(Figure collection entries)
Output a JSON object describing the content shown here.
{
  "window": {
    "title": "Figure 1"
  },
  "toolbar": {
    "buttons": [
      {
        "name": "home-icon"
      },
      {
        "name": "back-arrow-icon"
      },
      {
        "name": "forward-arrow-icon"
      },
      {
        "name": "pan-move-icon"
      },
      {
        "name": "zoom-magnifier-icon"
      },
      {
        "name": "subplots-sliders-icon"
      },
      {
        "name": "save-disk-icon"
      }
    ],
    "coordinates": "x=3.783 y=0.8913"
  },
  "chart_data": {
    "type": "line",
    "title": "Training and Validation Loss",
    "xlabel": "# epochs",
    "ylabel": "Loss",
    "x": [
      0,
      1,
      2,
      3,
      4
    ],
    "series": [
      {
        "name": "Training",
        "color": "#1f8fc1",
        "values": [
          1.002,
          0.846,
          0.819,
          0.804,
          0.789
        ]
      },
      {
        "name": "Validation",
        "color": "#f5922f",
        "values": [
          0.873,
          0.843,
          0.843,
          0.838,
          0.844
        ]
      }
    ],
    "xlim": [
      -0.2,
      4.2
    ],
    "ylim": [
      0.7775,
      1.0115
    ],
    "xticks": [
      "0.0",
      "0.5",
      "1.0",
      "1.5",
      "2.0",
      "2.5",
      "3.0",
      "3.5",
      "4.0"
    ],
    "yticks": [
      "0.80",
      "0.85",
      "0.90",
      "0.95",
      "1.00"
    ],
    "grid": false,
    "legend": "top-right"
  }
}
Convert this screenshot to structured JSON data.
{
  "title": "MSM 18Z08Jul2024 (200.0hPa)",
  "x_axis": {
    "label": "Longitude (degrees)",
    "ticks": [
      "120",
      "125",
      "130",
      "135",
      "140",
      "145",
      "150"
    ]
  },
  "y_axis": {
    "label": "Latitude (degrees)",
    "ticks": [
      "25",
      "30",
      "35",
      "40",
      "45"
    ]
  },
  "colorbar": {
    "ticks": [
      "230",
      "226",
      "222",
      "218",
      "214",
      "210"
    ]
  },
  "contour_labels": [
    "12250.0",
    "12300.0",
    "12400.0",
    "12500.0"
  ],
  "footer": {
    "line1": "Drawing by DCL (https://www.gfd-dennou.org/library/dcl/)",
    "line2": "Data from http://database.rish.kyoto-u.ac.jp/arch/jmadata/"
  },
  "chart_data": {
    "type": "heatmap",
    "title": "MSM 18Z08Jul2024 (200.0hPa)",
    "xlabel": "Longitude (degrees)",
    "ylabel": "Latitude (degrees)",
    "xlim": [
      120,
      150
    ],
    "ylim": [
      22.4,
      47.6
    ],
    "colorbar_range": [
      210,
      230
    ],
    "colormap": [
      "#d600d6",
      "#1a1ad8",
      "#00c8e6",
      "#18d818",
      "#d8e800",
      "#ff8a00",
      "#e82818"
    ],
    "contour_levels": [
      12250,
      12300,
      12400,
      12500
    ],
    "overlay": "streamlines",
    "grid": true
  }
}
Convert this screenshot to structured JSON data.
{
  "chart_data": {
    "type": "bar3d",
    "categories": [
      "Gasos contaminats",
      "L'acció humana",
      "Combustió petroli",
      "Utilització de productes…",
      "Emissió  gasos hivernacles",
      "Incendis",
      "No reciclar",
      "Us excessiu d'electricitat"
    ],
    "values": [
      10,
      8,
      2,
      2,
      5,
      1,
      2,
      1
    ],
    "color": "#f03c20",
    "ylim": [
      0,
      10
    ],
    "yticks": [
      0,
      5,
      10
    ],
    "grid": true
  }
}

▸ **OBJECTIVE**:
Go through the records and show every line with the string "name" in it.

▸ **FINAL ANSWER**:
        "name": "home-icon"
        "name": "back-arrow-icon"
        "name": "forward-arrow-icon"
        "name": "pan-move-icon"
        "name": "zoom-magnifier-icon"
        "name": "subplots-sliders-icon"
        "name": "save-disk-icon"
        "name": "Training",
        "name": "Validation",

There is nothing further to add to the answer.